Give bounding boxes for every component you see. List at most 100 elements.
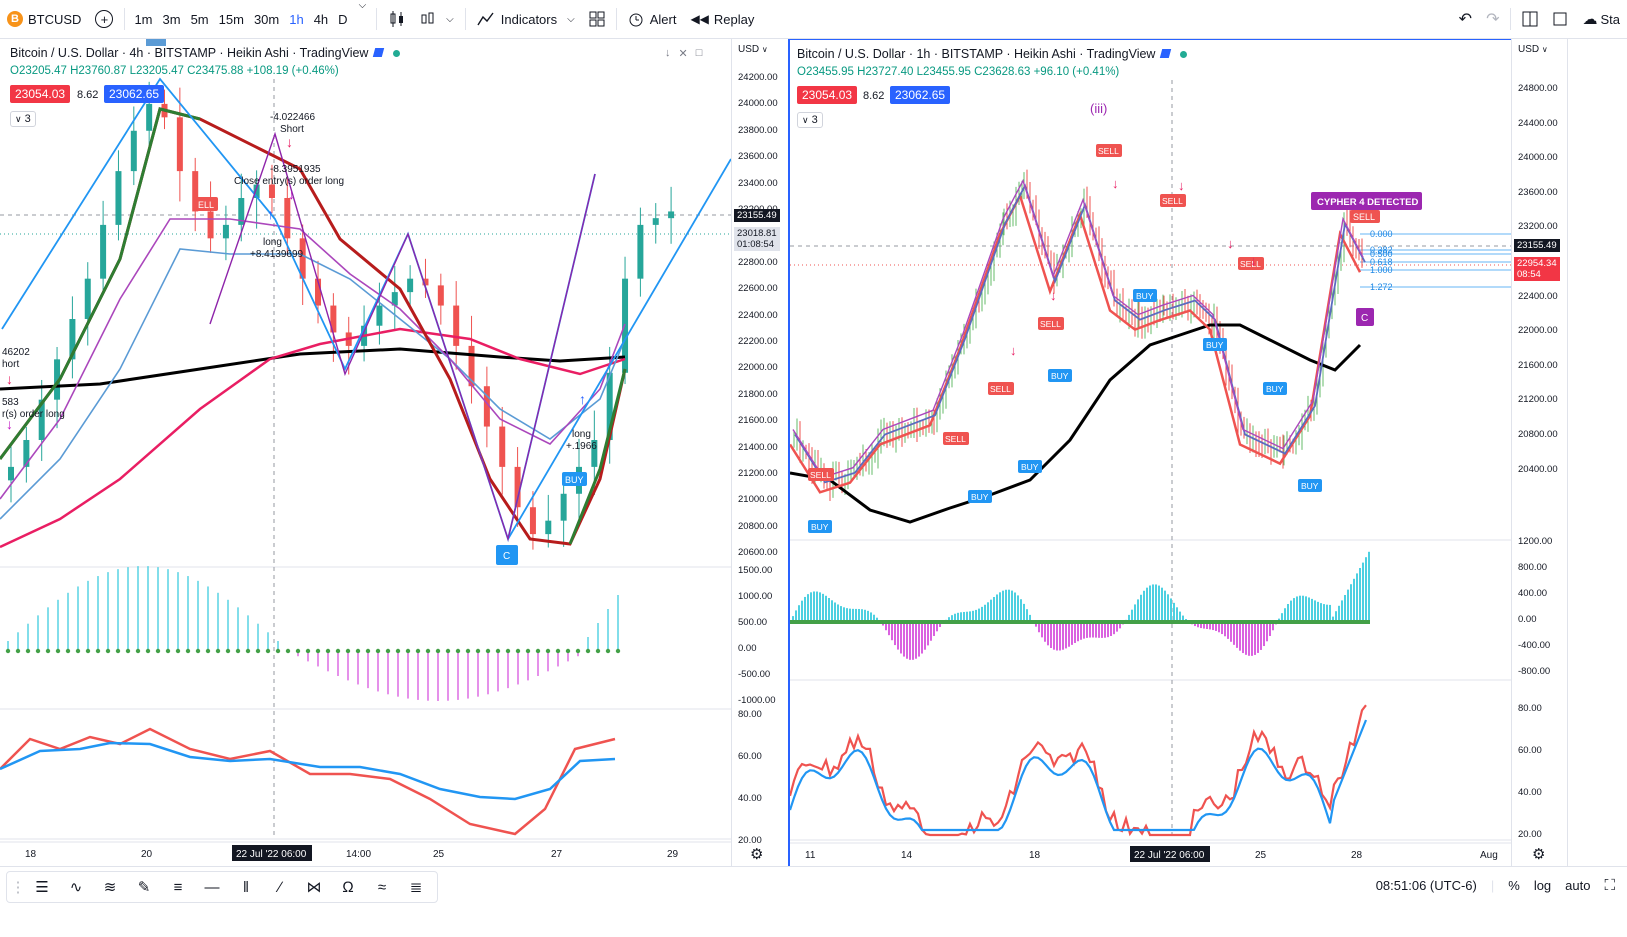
vertical-lines-icon[interactable]: ‖: [242, 878, 250, 896]
alert-button[interactable]: Alert: [621, 0, 684, 38]
snapshot-button[interactable]: ☁ Sta: [1575, 0, 1627, 38]
osc-tick: -400.00: [1518, 640, 1551, 651]
chevron-down-icon: ⌵: [567, 13, 575, 25]
osc-zero-dot: [375, 648, 381, 654]
right-price-axis[interactable]: USD ∨ 24800.00 24400.00 24000.00 23600.00 23…: [1511, 39, 1568, 866]
right-currency-label[interactable]: USD ∨: [1518, 44, 1548, 55]
redo-button[interactable]: ↷: [1479, 0, 1506, 38]
list-settings-icon[interactable]: ≈: [377, 878, 387, 896]
cypher-badge-text: CYPHER 4 DETECTED: [1317, 197, 1418, 208]
sell-badge: [1160, 194, 1186, 207]
osc-zero-dot: [295, 648, 301, 654]
osc-tick: -500.00: [738, 669, 771, 680]
right-sell-price[interactable]: 23054.03: [797, 86, 858, 104]
price-tick: 22000.00: [738, 362, 778, 374]
crosshair-date-badge: [1130, 846, 1210, 862]
replay-button[interactable]: ◀◀ Replay: [683, 0, 761, 38]
buy-badge-text: BUY: [1301, 481, 1319, 491]
layouts-button[interactable]: [582, 0, 612, 38]
fib-icon[interactable]: ≡: [173, 878, 183, 896]
bottom-bar: ⋮ ☰ ∿ ≋ ✎ ≡ — ‖ ∕ ⋈ Ω ≈ ≣ 08:51:06 (UTC-…: [0, 866, 1627, 937]
layout-toggle-button[interactable]: [1515, 0, 1545, 38]
timeframe-5m[interactable]: 5m: [190, 11, 209, 27]
compare-add-button[interactable]: +: [88, 0, 120, 38]
candle-up: [545, 520, 552, 535]
osc-zero-dot: [215, 648, 221, 654]
menu-icon[interactable]: ☰: [35, 879, 49, 896]
x-axis-label: 25: [1255, 850, 1267, 861]
pattern-icon[interactable]: ⋈: [306, 879, 322, 896]
fullscreen-button[interactable]: [1545, 0, 1575, 38]
buy-arrow: ↑: [267, 206, 274, 222]
timeframe-D[interactable]: D: [338, 11, 348, 27]
buy-badge: [1048, 369, 1072, 382]
left-indicator-toggle[interactable]: ∨ 3: [10, 111, 36, 127]
undo-icon: ↶: [1458, 11, 1473, 28]
c-badge-text: C: [1361, 313, 1368, 324]
brush-icon[interactable]: ✎: [137, 879, 151, 896]
spiral-icon[interactable]: Ω: [342, 878, 354, 896]
timeframe-1h[interactable]: 1h: [289, 11, 304, 27]
rsi-tick: 40.00: [738, 793, 762, 804]
price-tick: 22400.00: [1518, 290, 1558, 302]
horizontal-ray-icon[interactable]: —: [204, 878, 220, 896]
timeframe-4h[interactable]: 4h: [313, 11, 329, 27]
timeframe-15m[interactable]: 15m: [218, 11, 244, 27]
x-axis-label: 14: [901, 850, 913, 861]
gear-icon[interactable]: ⚙: [1532, 846, 1546, 863]
percent-toggle[interactable]: %: [1508, 878, 1520, 893]
chevron-down-icon[interactable]: ⌵: [358, 0, 367, 11]
osc-zero-dot: [115, 648, 121, 654]
candle-up: [130, 130, 137, 172]
undo-button[interactable]: ↶: [1452, 0, 1479, 38]
left-chart-title: Bitcoin / U.S. Dollar · 4h · BITSTAMP · …: [10, 46, 401, 60]
chart-type-button[interactable]: ⌵: [413, 0, 461, 38]
arrow-down-icon[interactable]: ↓: [665, 47, 671, 59]
sell-badge-text: SELL: [990, 384, 1011, 394]
osc-zero-dot: [25, 648, 31, 654]
left-price-axis[interactable]: USD ∨ 24200.00 24000.00 23800.00 23600.00 23…: [731, 39, 788, 866]
price-tick: 20800.00: [738, 520, 778, 532]
harmonic-purple: [209, 131, 596, 542]
indicators-icon: [477, 12, 494, 26]
osc-zero-dot: [425, 648, 431, 654]
ma-purple: [792, 178, 1364, 479]
close-icon[interactable]: ✕: [678, 48, 688, 60]
clock-time[interactable]: 08:51:06 (UTC-6): [1375, 878, 1477, 893]
timeframe-30m[interactable]: 30m: [253, 11, 280, 27]
left-sell-price[interactable]: 23054.03: [10, 85, 71, 103]
drag-handle-icon[interactable]: ⋮: [10, 879, 26, 896]
left-buy-price[interactable]: 23062.65: [104, 85, 165, 103]
top-marker: [146, 39, 166, 46]
right-buy-price[interactable]: 23062.65: [890, 86, 951, 104]
osc-zero-dot: [525, 648, 531, 654]
osc-zero-dot: [545, 648, 551, 654]
elliott-wave-icon[interactable]: ≋: [103, 879, 117, 896]
ribbon-green-2: [568, 368, 627, 545]
right-chart-pane[interactable]: (iii) 0.000 0.382 0.500 0.618 1.000 1.272 SELL S…: [788, 39, 1512, 867]
chevron-down-icon: ∨: [15, 114, 22, 124]
gear-icon[interactable]: ⚙: [750, 846, 764, 863]
auto-toggle[interactable]: auto: [1565, 878, 1591, 893]
object-tree-icon[interactable]: ≣: [409, 879, 423, 896]
sell-arrow: ↓: [1178, 178, 1185, 193]
log-toggle[interactable]: log: [1533, 878, 1552, 893]
left-currency-label[interactable]: USD ∨: [738, 44, 768, 55]
timeframe-1m[interactable]: 1m: [134, 11, 153, 27]
candle-style-button[interactable]: [381, 0, 413, 38]
candle-up: [54, 359, 61, 400]
indicators-button[interactable]: Indicators ⌵: [470, 0, 582, 38]
trend-line-icon[interactable]: ∕: [278, 878, 282, 896]
symbol-search[interactable]: B BTCUSD: [0, 0, 88, 38]
maximize-icon[interactable]: □: [695, 47, 703, 59]
chevron-down-icon: ∨: [802, 115, 809, 125]
fullscreen-icon[interactable]: ⛶: [1604, 877, 1615, 894]
abc-pattern-icon[interactable]: ∿: [69, 879, 83, 896]
right-indicator-toggle[interactable]: ∨ 3: [797, 112, 823, 128]
price-tick: 21200.00: [1518, 394, 1558, 406]
timeframe-3m[interactable]: 3m: [162, 11, 181, 27]
status-bar-right: 08:51:06 (UTC-6) | % log auto ⛶: [1375, 877, 1615, 894]
left-chart-pane[interactable]: -4.022466 Short -8.3951935 Close entry(s) o…: [0, 39, 731, 866]
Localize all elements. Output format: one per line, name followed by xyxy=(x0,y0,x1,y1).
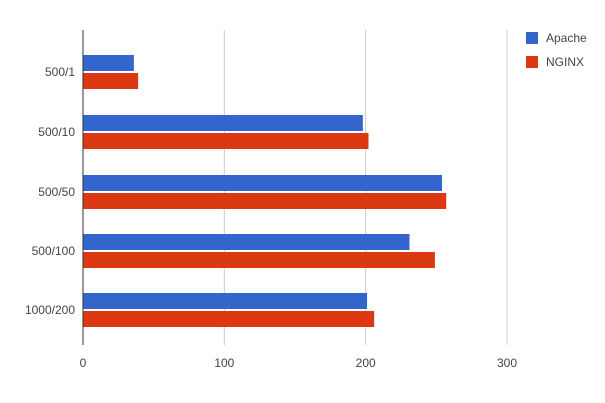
y-tick-label: 500/10 xyxy=(38,125,75,139)
bar-apache-500-50 xyxy=(83,175,442,191)
bar-apache-500-10 xyxy=(83,115,363,131)
x-tick-label: 200 xyxy=(356,356,376,370)
bar-apache-500-1 xyxy=(83,55,134,71)
y-tick-label: 500/100 xyxy=(32,244,76,258)
x-tick-label: 300 xyxy=(497,356,517,370)
legend: Apache NGINX xyxy=(526,31,587,79)
bar-nginx-500-1 xyxy=(83,73,139,89)
bar-nginx-500-10 xyxy=(83,133,369,149)
bar-apache-500-100 xyxy=(83,234,410,250)
tick-labels: 0 100 200 300 500/1 500/10 500/50 500/100 1000/2… xyxy=(25,65,517,370)
bar-nginx-500-100 xyxy=(83,252,435,268)
legend-swatch-nginx xyxy=(526,56,538,68)
y-tick-label: 1000/200 xyxy=(25,303,75,317)
legend-item-nginx: NGINX xyxy=(526,55,587,69)
legend-label-apache: Apache xyxy=(546,31,587,45)
x-tick-label: 0 xyxy=(80,356,87,370)
legend-swatch-apache xyxy=(526,32,538,44)
y-tick-label: 500/1 xyxy=(45,65,75,79)
y-tick-label: 500/50 xyxy=(38,185,75,199)
x-tick-label: 100 xyxy=(214,356,234,370)
legend-label-nginx: NGINX xyxy=(546,55,585,69)
bar-nginx-500-50 xyxy=(83,193,447,209)
bar-apache-1000-200 xyxy=(83,293,368,309)
bars xyxy=(83,55,447,327)
legend-item-apache: Apache xyxy=(526,31,587,45)
bar-nginx-1000-200 xyxy=(83,311,375,327)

★ ★ ★

▶ [GOAL]: Reproduce, character for character, the rows from the one containing "y-tick-label: 500/10 xyxy=(38,125,75,139)" through the one containing "bar-nginx-500-100 xyxy=(83,252,435,268)", with both of those rows included.

▶ [RESPONSE FOR THIS EXERCISE]:
y-tick-label: 500/10 xyxy=(38,125,75,139)
bar-apache-500-50 xyxy=(83,175,442,191)
bar-apache-500-10 xyxy=(83,115,363,131)
x-tick-label: 200 xyxy=(356,356,376,370)
bar-apache-500-1 xyxy=(83,55,134,71)
y-tick-label: 500/100 xyxy=(32,244,76,258)
x-tick-label: 300 xyxy=(497,356,517,370)
legend: Apache NGINX xyxy=(526,31,587,79)
bar-nginx-500-1 xyxy=(83,73,139,89)
bar-nginx-500-10 xyxy=(83,133,369,149)
bar-apache-500-100 xyxy=(83,234,410,250)
tick-labels: 0 100 200 300 500/1 500/10 500/50 500/100 1000/2… xyxy=(25,65,517,370)
bar-nginx-500-100 xyxy=(83,252,435,268)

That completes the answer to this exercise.